▶ **WORK REQUIRED**
Reproduce the records below in full and word for word, excluding pictures.

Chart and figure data
───

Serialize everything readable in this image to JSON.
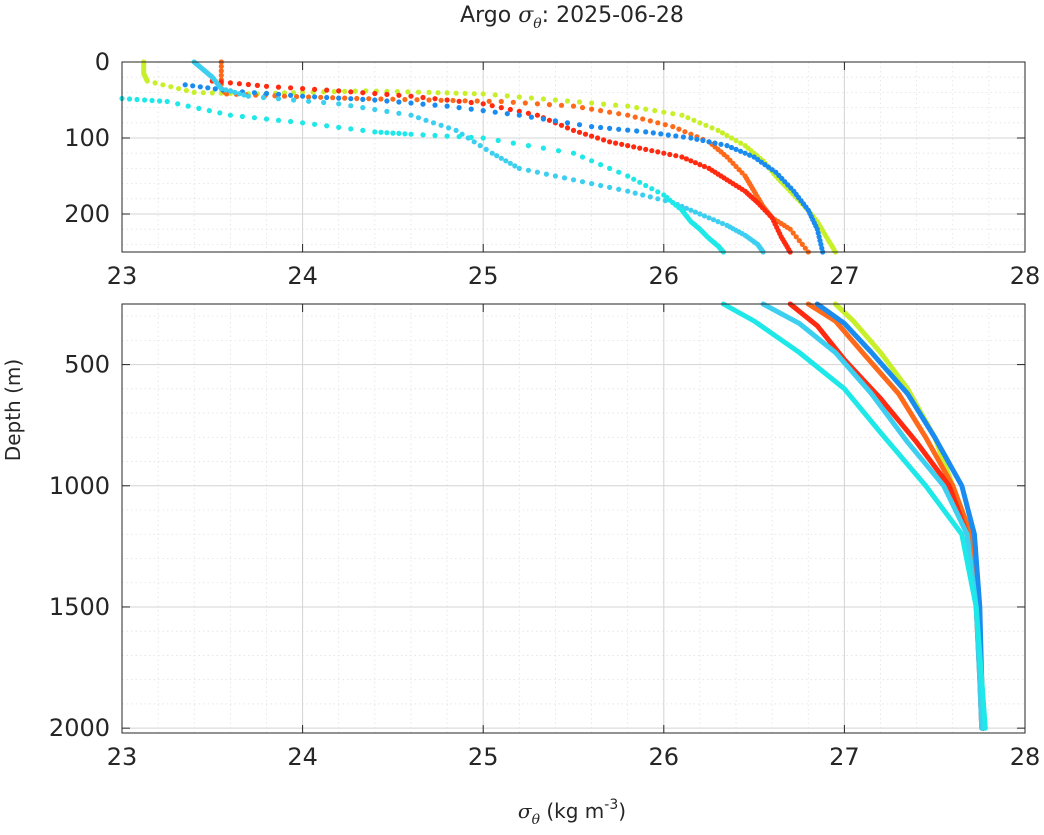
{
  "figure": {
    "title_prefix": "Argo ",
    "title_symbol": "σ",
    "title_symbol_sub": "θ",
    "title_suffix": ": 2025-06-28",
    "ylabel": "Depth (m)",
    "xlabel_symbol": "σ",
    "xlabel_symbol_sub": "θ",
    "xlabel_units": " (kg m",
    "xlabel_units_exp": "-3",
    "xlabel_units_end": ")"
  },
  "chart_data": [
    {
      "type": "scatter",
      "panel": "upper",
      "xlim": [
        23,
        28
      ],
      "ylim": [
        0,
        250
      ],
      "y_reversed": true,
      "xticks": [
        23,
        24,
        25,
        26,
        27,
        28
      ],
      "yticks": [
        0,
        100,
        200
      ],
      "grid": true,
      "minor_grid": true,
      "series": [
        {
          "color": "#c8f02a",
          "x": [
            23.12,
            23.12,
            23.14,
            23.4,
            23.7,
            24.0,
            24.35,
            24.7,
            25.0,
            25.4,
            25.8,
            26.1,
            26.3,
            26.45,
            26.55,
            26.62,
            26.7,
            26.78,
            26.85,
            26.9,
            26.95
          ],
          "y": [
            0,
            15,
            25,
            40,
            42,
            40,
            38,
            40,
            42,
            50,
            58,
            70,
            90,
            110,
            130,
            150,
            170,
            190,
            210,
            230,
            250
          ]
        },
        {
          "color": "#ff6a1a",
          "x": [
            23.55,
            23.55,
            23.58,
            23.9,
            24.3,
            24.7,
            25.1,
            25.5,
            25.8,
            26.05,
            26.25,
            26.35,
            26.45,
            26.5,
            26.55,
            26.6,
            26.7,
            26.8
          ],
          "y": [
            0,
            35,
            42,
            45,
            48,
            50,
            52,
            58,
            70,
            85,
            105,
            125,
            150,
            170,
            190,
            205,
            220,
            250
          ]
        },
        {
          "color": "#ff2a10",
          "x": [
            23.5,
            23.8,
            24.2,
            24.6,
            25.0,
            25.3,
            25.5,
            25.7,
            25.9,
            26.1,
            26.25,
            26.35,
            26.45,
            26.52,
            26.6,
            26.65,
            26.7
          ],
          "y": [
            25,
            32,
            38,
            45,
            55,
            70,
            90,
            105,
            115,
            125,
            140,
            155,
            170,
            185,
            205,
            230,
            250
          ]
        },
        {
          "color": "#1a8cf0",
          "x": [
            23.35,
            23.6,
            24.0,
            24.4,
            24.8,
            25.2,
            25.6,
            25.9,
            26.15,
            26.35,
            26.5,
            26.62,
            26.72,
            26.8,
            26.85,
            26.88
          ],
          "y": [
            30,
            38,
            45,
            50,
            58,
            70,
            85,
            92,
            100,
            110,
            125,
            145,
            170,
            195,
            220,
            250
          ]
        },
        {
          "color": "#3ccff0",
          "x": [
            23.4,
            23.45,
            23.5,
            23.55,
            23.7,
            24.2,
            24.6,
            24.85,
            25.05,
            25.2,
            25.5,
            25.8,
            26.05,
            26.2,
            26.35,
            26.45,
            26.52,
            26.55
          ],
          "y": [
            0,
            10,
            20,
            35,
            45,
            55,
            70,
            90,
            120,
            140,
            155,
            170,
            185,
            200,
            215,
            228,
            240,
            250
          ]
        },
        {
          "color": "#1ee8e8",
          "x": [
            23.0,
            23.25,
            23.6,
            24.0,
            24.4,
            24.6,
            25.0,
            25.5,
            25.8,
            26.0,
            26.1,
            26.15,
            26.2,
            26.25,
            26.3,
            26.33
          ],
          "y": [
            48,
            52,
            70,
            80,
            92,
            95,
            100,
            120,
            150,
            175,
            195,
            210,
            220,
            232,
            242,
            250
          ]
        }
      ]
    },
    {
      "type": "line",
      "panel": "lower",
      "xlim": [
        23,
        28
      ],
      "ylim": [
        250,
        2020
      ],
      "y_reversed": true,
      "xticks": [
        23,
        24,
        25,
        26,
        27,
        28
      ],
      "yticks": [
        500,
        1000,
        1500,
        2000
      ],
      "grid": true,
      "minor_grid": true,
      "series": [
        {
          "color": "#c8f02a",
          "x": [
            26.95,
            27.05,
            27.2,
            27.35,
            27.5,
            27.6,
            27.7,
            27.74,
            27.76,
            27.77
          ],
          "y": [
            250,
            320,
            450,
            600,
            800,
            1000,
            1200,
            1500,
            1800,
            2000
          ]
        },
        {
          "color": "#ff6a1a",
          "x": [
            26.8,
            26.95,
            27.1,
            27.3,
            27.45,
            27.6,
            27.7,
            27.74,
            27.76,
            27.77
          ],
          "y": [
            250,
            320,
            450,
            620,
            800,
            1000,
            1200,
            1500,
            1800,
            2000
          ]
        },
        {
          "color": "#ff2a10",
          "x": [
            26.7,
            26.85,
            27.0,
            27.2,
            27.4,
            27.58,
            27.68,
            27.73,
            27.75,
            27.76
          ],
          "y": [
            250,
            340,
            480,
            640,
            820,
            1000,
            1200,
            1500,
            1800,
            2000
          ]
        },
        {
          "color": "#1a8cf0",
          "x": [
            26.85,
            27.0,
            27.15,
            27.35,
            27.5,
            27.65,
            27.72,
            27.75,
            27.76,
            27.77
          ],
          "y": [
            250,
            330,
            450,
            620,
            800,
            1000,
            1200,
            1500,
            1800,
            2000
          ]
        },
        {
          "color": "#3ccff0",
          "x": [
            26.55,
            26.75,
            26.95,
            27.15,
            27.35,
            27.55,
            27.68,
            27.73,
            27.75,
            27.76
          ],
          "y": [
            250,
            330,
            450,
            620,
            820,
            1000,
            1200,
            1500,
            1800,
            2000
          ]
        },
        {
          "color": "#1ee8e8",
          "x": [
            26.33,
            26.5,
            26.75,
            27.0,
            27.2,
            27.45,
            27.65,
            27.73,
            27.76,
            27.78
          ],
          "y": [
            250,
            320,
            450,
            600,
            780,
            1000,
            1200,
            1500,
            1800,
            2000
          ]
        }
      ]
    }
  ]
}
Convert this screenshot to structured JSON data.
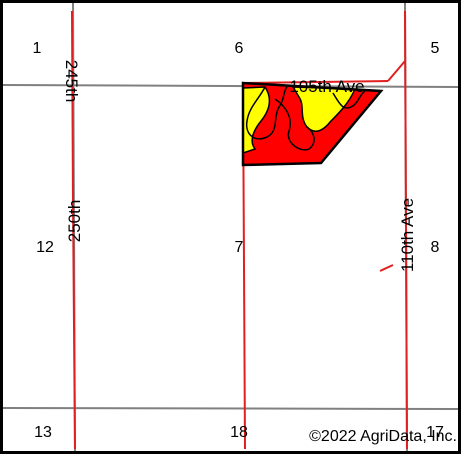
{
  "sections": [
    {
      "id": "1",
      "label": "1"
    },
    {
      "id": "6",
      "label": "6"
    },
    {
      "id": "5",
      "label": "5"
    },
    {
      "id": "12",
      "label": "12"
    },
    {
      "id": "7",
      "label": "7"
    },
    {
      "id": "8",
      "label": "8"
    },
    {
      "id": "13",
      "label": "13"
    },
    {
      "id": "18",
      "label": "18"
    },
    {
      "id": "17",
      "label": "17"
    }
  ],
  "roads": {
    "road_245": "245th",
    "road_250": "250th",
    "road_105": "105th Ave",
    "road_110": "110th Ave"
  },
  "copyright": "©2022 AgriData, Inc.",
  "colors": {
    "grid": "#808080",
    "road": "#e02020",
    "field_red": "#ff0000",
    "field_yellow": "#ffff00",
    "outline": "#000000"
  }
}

───

▶ **TASK SOLUTION**
Serialize everything readable in this image to JSON.
{
  "figure": {
    "title_prefix": "Argo ",
    "title_symbol": "σ",
    "title_symbol_sub": "θ",
    "title_suffix": ": 2025-06-28",
    "ylabel": "Depth (m)",
    "xlabel_symbol": "σ",
    "xlabel_symbol_sub": "θ",
    "xlabel_units": " (kg m",
    "xlabel_units_exp": "-3",
    "xlabel_units_end": ")"
  },
  "chart_data": [
    {
      "type": "scatter",
      "panel": "upper",
      "xlim": [
        23,
        28
      ],
      "ylim": [
        0,
        250
      ],
      "y_reversed": true,
      "xticks": [
        23,
        24,
        25,
        26,
        27,
        28
      ],
      "yticks": [
        0,
        100,
        200
      ],
      "grid": true,
      "minor_grid": true,
      "series": [
        {
          "color": "#c8f02a",
          "x": [
            23.12,
            23.12,
            23.14,
            23.4,
            23.7,
            24.0,
            24.35,
            24.7,
            25.0,
            25.4,
            25.8,
            26.1,
            26.3,
            26.45,
            26.55,
            26.62,
            26.7,
            26.78,
            26.85,
            26.9,
            26.95
          ],
          "y": [
            0,
            15,
            25,
            40,
            42,
            40,
            38,
            40,
            42,
            50,
            58,
            70,
            90,
            110,
            130,
            150,
            170,
            190,
            210,
            230,
            250
          ]
        },
        {
          "color": "#ff6a1a",
          "x": [
            23.55,
            23.55,
            23.58,
            23.9,
            24.3,
            24.7,
            25.1,
            25.5,
            25.8,
            26.05,
            26.25,
            26.35,
            26.45,
            26.5,
            26.55,
            26.6,
            26.7,
            26.8
          ],
          "y": [
            0,
            35,
            42,
            45,
            48,
            50,
            52,
            58,
            70,
            85,
            105,
            125,
            150,
            170,
            190,
            205,
            220,
            250
          ]
        },
        {
          "color": "#ff2a10",
          "x": [
            23.5,
            23.8,
            24.2,
            24.6,
            25.0,
            25.3,
            25.5,
            25.7,
            25.9,
            26.1,
            26.25,
            26.35,
            26.45,
            26.52,
            26.6,
            26.65,
            26.7
          ],
          "y": [
            25,
            32,
            38,
            45,
            55,
            70,
            90,
            105,
            115,
            125,
            140,
            155,
            170,
            185,
            205,
            230,
            250
          ]
        },
        {
          "color": "#1a8cf0",
          "x": [
            23.35,
            23.6,
            24.0,
            24.4,
            24.8,
            25.2,
            25.6,
            25.9,
            26.15,
            26.35,
            26.5,
            26.62,
            26.72,
            26.8,
            26.85,
            26.88
          ],
          "y": [
            30,
            38,
            45,
            50,
            58,
            70,
            85,
            92,
            100,
            110,
            125,
            145,
            170,
            195,
            220,
            250
          ]
        },
        {
          "color": "#3ccff0",
          "x": [
            23.4,
            23.45,
            23.5,
            23.55,
            23.7,
            24.2,
            24.6,
            24.85,
            25.05,
            25.2,
            25.5,
            25.8,
            26.05,
            26.2,
            26.35,
            26.45,
            26.52,
            26.55
          ],
          "y": [
            0,
            10,
            20,
            35,
            45,
            55,
            70,
            90,
            120,
            140,
            155,
            170,
            185,
            200,
            215,
            228,
            240,
            250
          ]
        },
        {
          "color": "#1ee8e8",
          "x": [
            23.0,
            23.25,
            23.6,
            24.0,
            24.4,
            24.6,
            25.0,
            25.5,
            25.8,
            26.0,
            26.1,
            26.15,
            26.2,
            26.25,
            26.3,
            26.33
          ],
          "y": [
            48,
            52,
            70,
            80,
            92,
            95,
            100,
            120,
            150,
            175,
            195,
            210,
            220,
            232,
            242,
            250
          ]
        }
      ]
    },
    {
      "type": "line",
      "panel": "lower",
      "xlim": [
        23,
        28
      ],
      "ylim": [
        250,
        2020
      ],
      "y_reversed": true,
      "xticks": [
        23,
        24,
        25,
        26,
        27,
        28
      ],
      "yticks": [
        500,
        1000,
        1500,
        2000
      ],
      "grid": true,
      "minor_grid": true,
      "series": [
        {
          "color": "#c8f02a",
          "x": [
            26.95,
            27.05,
            27.2,
            27.35,
            27.5,
            27.6,
            27.7,
            27.74,
            27.76,
            27.77
          ],
          "y": [
            250,
            320,
            450,
            600,
            800,
            1000,
            1200,
            1500,
            1800,
            2000
          ]
        },
        {
          "color": "#ff6a1a",
          "x": [
            26.8,
            26.95,
            27.1,
            27.3,
            27.45,
            27.6,
            27.7,
            27.74,
            27.76,
            27.77
          ],
          "y": [
            250,
            320,
            450,
            620,
            800,
            1000,
            1200,
            1500,
            1800,
            2000
          ]
        },
        {
          "color": "#ff2a10",
          "x": [
            26.7,
            26.85,
            27.0,
            27.2,
            27.4,
            27.58,
            27.68,
            27.73,
            27.75,
            27.76
          ],
          "y": [
            250,
            340,
            480,
            640,
            820,
            1000,
            1200,
            1500,
            1800,
            2000
          ]
        },
        {
          "color": "#1a8cf0",
          "x": [
            26.85,
            27.0,
            27.15,
            27.35,
            27.5,
            27.65,
            27.72,
            27.75,
            27.76,
            27.77
          ],
          "y": [
            250,
            330,
            450,
            620,
            800,
            1000,
            1200,
            1500,
            1800,
            2000
          ]
        },
        {
          "color": "#3ccff0",
          "x": [
            26.55,
            26.75,
            26.95,
            27.15,
            27.35,
            27.55,
            27.68,
            27.73,
            27.75,
            27.76
          ],
          "y": [
            250,
            330,
            450,
            620,
            820,
            1000,
            1200,
            1500,
            1800,
            2000
          ]
        },
        {
          "color": "#1ee8e8",
          "x": [
            26.33,
            26.5,
            26.75,
            27.0,
            27.2,
            27.45,
            27.65,
            27.73,
            27.76,
            27.78
          ],
          "y": [
            250,
            320,
            450,
            600,
            780,
            1000,
            1200,
            1500,
            1800,
            2000
          ]
        }
      ]
    }
  ]
}
Convert this screenshot to structured JSON data.
{
  "sections": [
    {
      "id": "1",
      "label": "1"
    },
    {
      "id": "6",
      "label": "6"
    },
    {
      "id": "5",
      "label": "5"
    },
    {
      "id": "12",
      "label": "12"
    },
    {
      "id": "7",
      "label": "7"
    },
    {
      "id": "8",
      "label": "8"
    },
    {
      "id": "13",
      "label": "13"
    },
    {
      "id": "18",
      "label": "18"
    },
    {
      "id": "17",
      "label": "17"
    }
  ],
  "roads": {
    "road_245": "245th",
    "road_250": "250th",
    "road_105": "105th Ave",
    "road_110": "110th Ave"
  },
  "copyright": "©2022 AgriData, Inc.",
  "colors": {
    "grid": "#808080",
    "road": "#e02020",
    "field_red": "#ff0000",
    "field_yellow": "#ffff00",
    "outline": "#000000"
  }
}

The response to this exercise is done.